** Start Data **
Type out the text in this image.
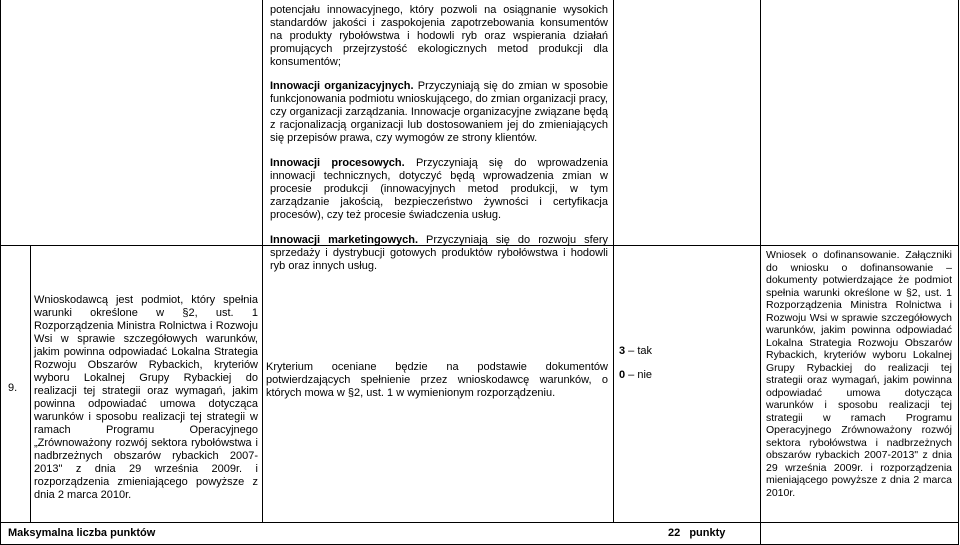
potencjału innowacyjnego, który pozwoli na osiągnanie wysokich standardów jakości i zaspokojenia zapotrzebowania konsumentów na produkty rybołówstwa i hodowli ryb oraz wspierania działań promujących przejrzystość ekologicznych metod produkcji dla konsumentów;

Innowacji organizacyjnych. Przyczyniają się do zmian w sposobie funkcjonowania podmiotu wnioskującego, do zmian organizacji pracy, czy organizacji zarządzania. Innowacje organizacyjne związane będą z racjonalizacją organizacji lub dostosowaniem jej do zmieniających się przepisów prawa, czy wymogów ze strony klientów.

Innowacji procesowych. Przyczyniają się do wprowadzenia innowacji technicznych, dotyczyć będą wprowadzenia zmian w procesie produkcji (innowacyjnych metod produkcji, w tym zarządzanie jakością, bezpieczeństwo żywności i certyfikacja procesów), czy też procesie świadczenia usług.

Innowacji marketingowych. Przyczyniają się do rozwoju sfery sprzedaży i dystrybucji gotowych produktów rybołówstwa i hodowli ryb oraz innych usług.

9.
Wnioskodawcą jest podmiot, który spełnia warunki określone w §2, ust. 1 Rozporządzenia Ministra Rolnictwa i Rozwoju Wsi w sprawie szczegółowych warunków, jakim powinna odpowiadać Lokalna Strategia Rozwoju Obszarów Rybackich, kryteriów wyboru Lokalnej Grupy Rybackiej do realizacji tej strategii oraz wymagań, jakim powinna odpowiadać umowa dotycząca warunków i sposobu realizacji tej strategii w ramach Programu Operacyjnego „Zrównoważony rozwój sektora rybołówstwa i nadbrzeżnych obszarów rybackich 2007-2013" z dnia 29 września 2009r. i rozporządzenia zmieniającego powyższe z dnia 2 marca 2010r.
Kryterium oceniane będzie na podstawie dokumentów potwierdzających spełnienie przez wnioskodawcę warunków, o których mowa w §2, ust. 1 w wymienionym rozporządzeniu.

3 – tak

0 – nie

Wniosek o dofinansowanie. Załączniki do wniosku o dofinansowanie – dokumenty potwierdzające że podmiot spełnia warunki określone w §2, ust. 1 Rozporządzenia Ministra Rolnictwa i Rozwoju Wsi w sprawie szczegółowych warunków, jakim powinna odpowiadać Lokalna Strategia Rozwoju Obszarów Rybackich, kryteriów wyboru Lokalnej Grupy Rybackiej do realizacji tej strategii oraz wymagań, jakim powinna odpowiadać umowa dotycząca warunków i sposobu realizacji tej strategii w ramach Programu Operacyjnego Zrównoważony rozwój sektora rybołówstwa i nadbrzeżnych obszarów rybackich 2007-2013" z dnia 29 września 2009r. i rozporządzenia mieniającego powyższe z dnia 2 marca 2010r.
Maksymalna liczba punktów	22 punkty
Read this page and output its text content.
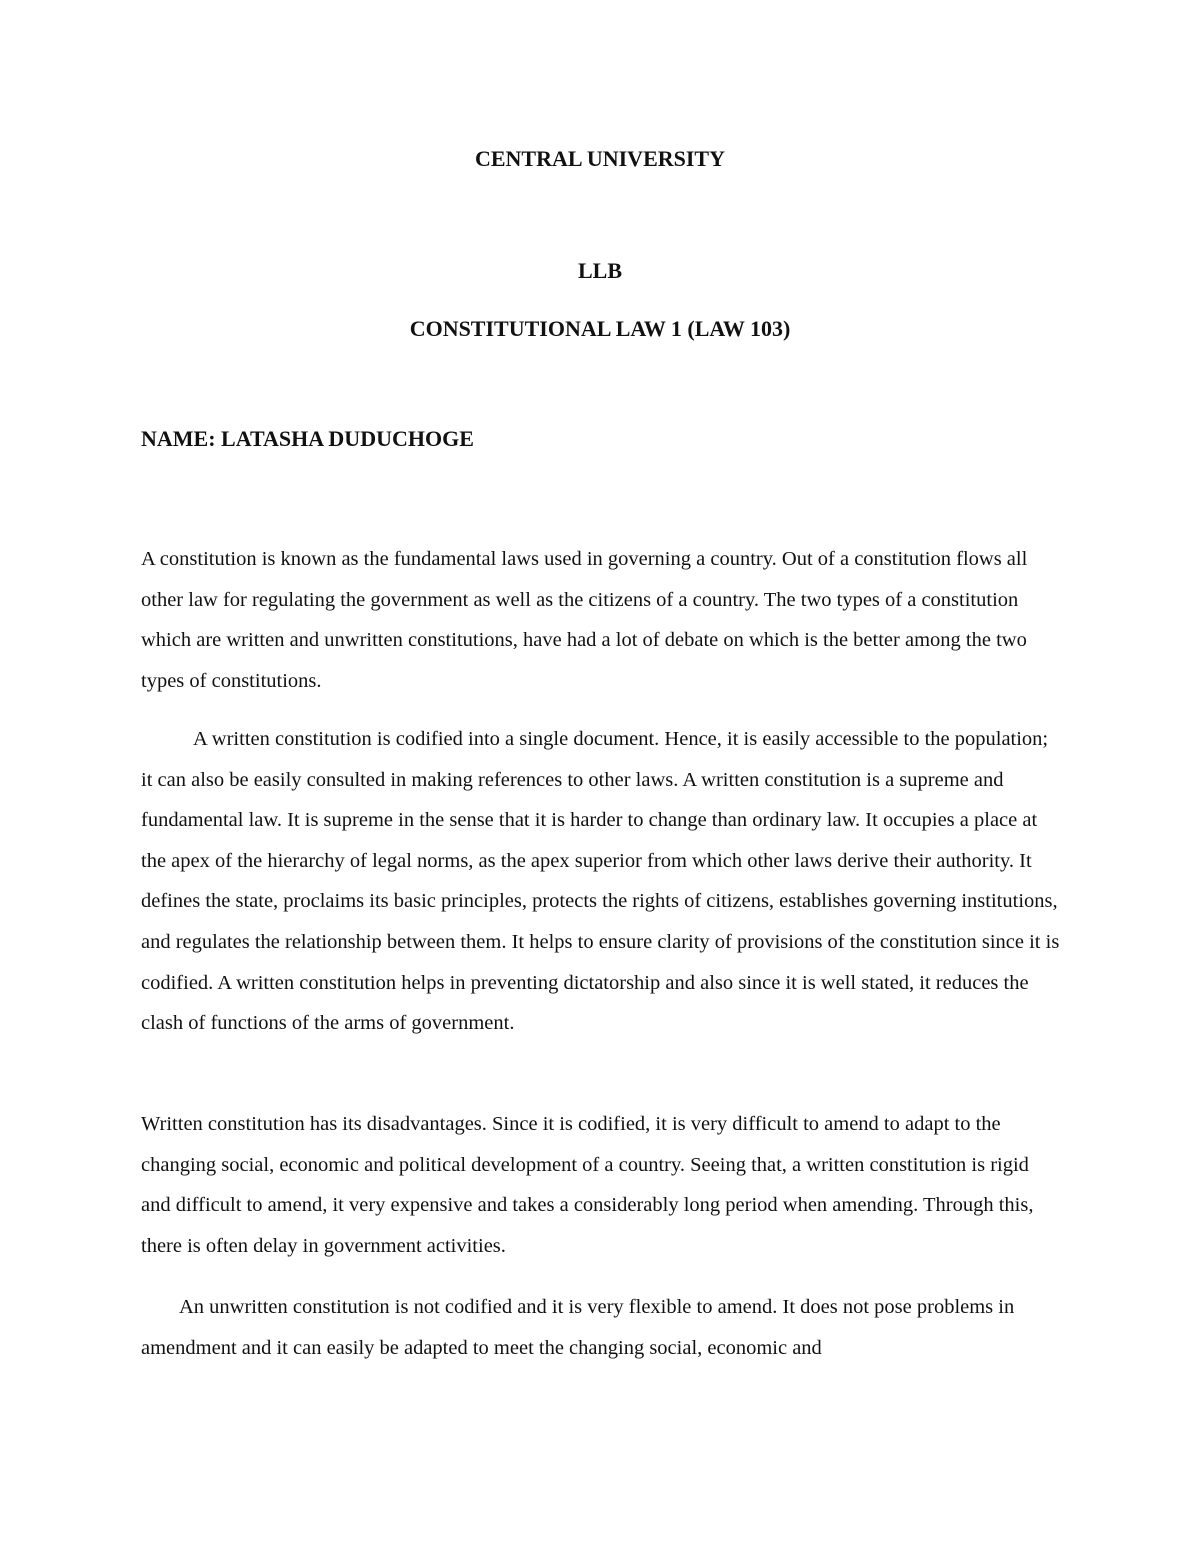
CENTRAL UNIVERSITY
LLB
CONSTITUTIONAL LAW 1 (LAW 103)

NAME: LATASHA DUDUCHOGE

A constitution is known as the fundamental laws used in governing a country. Out of a constitution flows all other law for regulating the government as well as the citizens of a country. The two types of a constitution which are written and unwritten constitutions, have had a lot of debate on which is the better among the two types of constitutions.

A written constitution is codified into a single document. Hence, it is easily accessible to the population; it can also be easily consulted in making references to other laws. A written constitution is a supreme and fundamental law. It is supreme in the sense that it is harder to change than ordinary law. It occupies a place at the apex of the hierarchy of legal norms, as the apex superior from which other laws derive their authority. It defines the state, proclaims its basic principles, protects the rights of citizens, establishes governing institutions, and regulates the relationship between them. It helps to ensure clarity of provisions of the constitution since it is codified. A written constitution helps in preventing dictatorship and also since it is well stated, it reduces the clash of functions of the arms of government.

Written constitution has its disadvantages. Since it is codified, it is very difficult to amend to adapt to the changing social, economic and political development of a country. Seeing that, a written constitution is rigid and difficult to amend, it very expensive and takes a considerably long period when amending. Through this, there is often delay in government activities.

An unwritten constitution is not codified and it is very flexible to amend. It does not pose problems in amendment and it can easily be adapted to meet the changing social, economic and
** End Data **
What this task involves: Within the listing above, find every line containing the string "text" and return it.

Answer to this problem:
Type out the text in this image.
Read this page and output its text content.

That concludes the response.